#### Given problem:
In the records below, find each line containing the word "displayed" and copy it.

Stored items
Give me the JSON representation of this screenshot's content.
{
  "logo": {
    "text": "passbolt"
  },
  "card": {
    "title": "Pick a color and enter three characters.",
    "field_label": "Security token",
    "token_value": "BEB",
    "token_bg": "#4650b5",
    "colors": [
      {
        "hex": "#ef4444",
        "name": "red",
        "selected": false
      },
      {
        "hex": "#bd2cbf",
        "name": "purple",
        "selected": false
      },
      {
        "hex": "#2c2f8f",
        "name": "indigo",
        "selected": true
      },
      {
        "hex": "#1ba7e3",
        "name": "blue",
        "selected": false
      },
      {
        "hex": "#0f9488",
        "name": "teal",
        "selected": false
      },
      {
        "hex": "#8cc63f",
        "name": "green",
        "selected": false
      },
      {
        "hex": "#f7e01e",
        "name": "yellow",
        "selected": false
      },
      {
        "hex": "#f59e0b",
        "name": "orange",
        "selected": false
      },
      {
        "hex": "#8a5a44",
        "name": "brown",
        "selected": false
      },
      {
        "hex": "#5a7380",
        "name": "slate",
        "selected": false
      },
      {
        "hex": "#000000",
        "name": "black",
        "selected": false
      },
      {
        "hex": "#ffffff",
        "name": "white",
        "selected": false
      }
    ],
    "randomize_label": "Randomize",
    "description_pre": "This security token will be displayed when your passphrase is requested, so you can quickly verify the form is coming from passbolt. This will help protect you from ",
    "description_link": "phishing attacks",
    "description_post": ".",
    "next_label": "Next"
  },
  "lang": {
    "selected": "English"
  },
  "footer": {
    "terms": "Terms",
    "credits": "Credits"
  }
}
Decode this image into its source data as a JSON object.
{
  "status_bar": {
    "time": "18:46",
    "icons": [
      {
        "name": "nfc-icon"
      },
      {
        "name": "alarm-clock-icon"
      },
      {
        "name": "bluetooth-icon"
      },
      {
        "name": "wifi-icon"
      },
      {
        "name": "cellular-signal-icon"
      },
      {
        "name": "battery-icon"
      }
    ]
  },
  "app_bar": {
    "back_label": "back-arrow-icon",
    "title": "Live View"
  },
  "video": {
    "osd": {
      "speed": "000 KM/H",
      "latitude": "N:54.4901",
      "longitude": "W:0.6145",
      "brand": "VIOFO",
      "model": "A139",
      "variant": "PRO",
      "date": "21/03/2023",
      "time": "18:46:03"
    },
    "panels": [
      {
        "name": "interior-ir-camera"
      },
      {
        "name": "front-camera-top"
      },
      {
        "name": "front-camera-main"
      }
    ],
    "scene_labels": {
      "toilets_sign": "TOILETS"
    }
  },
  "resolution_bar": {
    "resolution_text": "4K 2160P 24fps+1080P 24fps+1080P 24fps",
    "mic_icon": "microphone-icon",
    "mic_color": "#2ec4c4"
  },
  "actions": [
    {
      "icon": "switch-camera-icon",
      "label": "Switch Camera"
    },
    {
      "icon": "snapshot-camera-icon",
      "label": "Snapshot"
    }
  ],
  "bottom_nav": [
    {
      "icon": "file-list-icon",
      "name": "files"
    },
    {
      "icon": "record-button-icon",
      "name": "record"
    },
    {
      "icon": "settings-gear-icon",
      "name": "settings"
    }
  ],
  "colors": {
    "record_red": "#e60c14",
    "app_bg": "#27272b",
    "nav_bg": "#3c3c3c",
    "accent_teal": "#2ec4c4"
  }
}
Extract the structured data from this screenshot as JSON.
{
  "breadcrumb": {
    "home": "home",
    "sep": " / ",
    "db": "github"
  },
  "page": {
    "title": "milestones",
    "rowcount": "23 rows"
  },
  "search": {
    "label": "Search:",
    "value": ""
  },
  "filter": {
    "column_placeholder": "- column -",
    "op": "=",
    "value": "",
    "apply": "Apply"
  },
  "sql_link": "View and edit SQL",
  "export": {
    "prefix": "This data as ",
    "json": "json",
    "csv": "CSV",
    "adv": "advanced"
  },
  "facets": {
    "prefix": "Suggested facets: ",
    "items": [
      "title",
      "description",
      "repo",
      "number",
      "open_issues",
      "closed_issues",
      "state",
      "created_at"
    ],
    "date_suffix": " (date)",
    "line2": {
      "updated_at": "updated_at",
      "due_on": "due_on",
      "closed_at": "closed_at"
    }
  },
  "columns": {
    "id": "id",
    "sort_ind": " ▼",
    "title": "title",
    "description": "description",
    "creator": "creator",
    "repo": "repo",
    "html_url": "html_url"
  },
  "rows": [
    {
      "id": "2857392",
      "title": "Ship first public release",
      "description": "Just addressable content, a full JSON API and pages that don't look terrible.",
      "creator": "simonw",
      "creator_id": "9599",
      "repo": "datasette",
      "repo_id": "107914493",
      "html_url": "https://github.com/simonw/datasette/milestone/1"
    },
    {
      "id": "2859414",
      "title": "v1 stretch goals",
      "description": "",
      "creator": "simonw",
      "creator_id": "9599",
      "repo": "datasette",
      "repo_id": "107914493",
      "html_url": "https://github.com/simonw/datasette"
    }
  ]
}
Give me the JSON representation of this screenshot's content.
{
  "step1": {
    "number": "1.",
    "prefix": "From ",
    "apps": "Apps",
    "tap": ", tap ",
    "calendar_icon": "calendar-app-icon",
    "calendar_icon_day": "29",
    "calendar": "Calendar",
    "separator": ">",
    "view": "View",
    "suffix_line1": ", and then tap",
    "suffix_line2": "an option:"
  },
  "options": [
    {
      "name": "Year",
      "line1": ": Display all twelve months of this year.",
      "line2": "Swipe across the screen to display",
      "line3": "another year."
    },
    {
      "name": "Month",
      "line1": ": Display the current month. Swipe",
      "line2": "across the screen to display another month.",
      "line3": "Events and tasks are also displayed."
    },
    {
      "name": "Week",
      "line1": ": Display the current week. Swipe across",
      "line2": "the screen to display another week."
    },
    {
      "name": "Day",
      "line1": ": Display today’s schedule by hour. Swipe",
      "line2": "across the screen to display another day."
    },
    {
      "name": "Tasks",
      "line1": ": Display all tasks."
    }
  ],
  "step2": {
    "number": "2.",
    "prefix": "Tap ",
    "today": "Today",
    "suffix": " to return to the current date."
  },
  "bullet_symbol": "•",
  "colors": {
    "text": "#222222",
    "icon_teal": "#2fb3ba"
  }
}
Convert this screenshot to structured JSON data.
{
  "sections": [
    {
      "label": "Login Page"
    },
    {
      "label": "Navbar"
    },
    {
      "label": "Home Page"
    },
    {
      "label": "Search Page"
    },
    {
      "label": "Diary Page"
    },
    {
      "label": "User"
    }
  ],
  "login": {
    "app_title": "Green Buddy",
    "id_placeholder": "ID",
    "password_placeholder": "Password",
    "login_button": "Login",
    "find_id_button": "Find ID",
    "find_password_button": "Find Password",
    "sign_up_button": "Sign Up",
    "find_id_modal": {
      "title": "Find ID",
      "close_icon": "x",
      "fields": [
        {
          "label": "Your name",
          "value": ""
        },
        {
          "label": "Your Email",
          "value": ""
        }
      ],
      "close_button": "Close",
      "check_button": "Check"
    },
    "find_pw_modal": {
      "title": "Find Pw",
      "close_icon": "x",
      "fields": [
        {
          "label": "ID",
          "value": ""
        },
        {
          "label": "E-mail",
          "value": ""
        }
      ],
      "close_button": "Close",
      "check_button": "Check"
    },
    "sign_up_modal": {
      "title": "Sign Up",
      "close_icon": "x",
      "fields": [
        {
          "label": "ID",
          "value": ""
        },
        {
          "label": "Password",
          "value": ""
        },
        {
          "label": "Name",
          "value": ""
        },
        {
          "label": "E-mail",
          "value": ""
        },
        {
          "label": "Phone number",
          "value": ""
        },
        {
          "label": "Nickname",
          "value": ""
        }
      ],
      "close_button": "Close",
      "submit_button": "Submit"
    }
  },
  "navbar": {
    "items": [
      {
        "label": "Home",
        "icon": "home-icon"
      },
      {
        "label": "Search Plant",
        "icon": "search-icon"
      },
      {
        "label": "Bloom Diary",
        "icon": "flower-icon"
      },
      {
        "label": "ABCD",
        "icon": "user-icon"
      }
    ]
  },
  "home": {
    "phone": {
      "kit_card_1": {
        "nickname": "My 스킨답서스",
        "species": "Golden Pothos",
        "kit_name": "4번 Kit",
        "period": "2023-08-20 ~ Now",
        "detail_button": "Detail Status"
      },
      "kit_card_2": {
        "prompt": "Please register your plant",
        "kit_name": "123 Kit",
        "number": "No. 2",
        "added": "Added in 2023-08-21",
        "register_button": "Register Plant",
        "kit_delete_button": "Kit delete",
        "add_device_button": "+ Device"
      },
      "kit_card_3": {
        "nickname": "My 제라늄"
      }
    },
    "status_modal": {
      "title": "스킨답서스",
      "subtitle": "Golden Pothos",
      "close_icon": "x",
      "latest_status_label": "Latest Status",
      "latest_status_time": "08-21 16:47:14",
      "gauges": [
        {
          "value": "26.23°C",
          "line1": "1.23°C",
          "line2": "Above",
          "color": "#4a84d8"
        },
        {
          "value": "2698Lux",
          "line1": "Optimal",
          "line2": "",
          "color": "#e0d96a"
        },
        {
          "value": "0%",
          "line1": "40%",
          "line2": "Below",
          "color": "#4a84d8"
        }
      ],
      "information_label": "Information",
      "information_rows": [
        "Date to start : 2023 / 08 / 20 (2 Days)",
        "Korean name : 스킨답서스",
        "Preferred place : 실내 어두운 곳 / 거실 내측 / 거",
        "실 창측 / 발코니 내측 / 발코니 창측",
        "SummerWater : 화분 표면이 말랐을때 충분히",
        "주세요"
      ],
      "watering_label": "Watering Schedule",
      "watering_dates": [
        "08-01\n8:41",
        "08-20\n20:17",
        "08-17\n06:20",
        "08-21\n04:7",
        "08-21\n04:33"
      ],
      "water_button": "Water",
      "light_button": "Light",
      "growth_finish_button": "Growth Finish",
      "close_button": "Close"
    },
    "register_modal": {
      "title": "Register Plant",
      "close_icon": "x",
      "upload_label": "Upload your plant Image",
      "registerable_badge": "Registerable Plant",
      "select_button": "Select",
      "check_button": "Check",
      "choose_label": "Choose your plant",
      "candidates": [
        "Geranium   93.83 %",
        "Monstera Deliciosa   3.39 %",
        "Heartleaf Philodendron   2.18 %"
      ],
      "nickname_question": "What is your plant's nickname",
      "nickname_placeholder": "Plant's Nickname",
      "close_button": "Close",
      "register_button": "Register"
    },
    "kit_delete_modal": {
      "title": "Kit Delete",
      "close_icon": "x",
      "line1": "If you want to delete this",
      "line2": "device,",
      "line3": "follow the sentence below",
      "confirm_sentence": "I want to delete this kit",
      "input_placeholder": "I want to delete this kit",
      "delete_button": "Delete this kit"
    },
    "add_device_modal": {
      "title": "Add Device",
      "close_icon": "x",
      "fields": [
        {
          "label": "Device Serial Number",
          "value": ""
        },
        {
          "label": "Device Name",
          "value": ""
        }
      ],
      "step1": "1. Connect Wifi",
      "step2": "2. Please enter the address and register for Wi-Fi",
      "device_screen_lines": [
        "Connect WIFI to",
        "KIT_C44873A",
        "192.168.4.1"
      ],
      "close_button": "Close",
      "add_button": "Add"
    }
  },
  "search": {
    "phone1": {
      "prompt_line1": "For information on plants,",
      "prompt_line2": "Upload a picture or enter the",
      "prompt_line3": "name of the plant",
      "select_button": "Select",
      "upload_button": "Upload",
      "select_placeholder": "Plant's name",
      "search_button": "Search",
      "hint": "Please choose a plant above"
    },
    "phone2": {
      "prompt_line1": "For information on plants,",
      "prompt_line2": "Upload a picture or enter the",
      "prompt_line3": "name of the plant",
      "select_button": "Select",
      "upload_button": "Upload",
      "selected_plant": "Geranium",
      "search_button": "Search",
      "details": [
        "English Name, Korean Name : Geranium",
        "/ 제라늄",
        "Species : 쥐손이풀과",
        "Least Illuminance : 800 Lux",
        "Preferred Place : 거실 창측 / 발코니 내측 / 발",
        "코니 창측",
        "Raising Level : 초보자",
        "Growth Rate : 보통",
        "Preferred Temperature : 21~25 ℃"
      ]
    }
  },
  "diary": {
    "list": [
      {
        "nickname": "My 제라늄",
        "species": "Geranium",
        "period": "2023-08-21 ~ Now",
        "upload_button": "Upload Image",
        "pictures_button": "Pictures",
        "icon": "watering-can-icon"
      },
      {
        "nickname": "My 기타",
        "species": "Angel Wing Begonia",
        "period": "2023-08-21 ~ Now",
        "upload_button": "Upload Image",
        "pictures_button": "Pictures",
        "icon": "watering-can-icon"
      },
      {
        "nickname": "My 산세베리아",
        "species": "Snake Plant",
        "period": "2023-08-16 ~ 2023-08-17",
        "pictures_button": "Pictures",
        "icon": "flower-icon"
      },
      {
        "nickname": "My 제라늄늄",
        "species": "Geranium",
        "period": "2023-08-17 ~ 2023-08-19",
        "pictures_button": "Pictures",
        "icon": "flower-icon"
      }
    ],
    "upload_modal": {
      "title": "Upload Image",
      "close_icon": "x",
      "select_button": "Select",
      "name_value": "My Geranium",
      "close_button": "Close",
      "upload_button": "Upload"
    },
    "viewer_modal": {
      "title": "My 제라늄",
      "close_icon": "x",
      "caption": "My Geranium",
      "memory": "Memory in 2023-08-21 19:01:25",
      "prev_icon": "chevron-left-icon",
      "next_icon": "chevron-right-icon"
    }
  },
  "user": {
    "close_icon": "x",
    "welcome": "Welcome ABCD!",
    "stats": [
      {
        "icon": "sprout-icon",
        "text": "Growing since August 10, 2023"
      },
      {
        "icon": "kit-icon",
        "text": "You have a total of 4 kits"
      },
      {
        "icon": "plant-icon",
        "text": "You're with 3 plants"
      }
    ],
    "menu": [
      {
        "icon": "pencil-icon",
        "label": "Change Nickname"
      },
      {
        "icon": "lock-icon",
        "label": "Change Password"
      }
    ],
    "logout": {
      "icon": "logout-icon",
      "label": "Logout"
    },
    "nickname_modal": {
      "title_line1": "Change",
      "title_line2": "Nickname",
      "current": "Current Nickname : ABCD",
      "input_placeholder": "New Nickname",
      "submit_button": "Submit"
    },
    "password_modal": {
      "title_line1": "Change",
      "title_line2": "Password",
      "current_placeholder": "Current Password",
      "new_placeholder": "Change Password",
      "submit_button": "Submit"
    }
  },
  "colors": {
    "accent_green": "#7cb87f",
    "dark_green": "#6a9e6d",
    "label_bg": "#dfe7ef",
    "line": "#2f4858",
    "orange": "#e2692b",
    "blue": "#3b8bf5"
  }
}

#### Result of this exercise:
    "description_pre": "This security token will be displayed when your passphrase is requested, so you can quickly verify the form is coming from passbolt. This will help protect you from ",
      "line3": "Events and tasks are also displayed."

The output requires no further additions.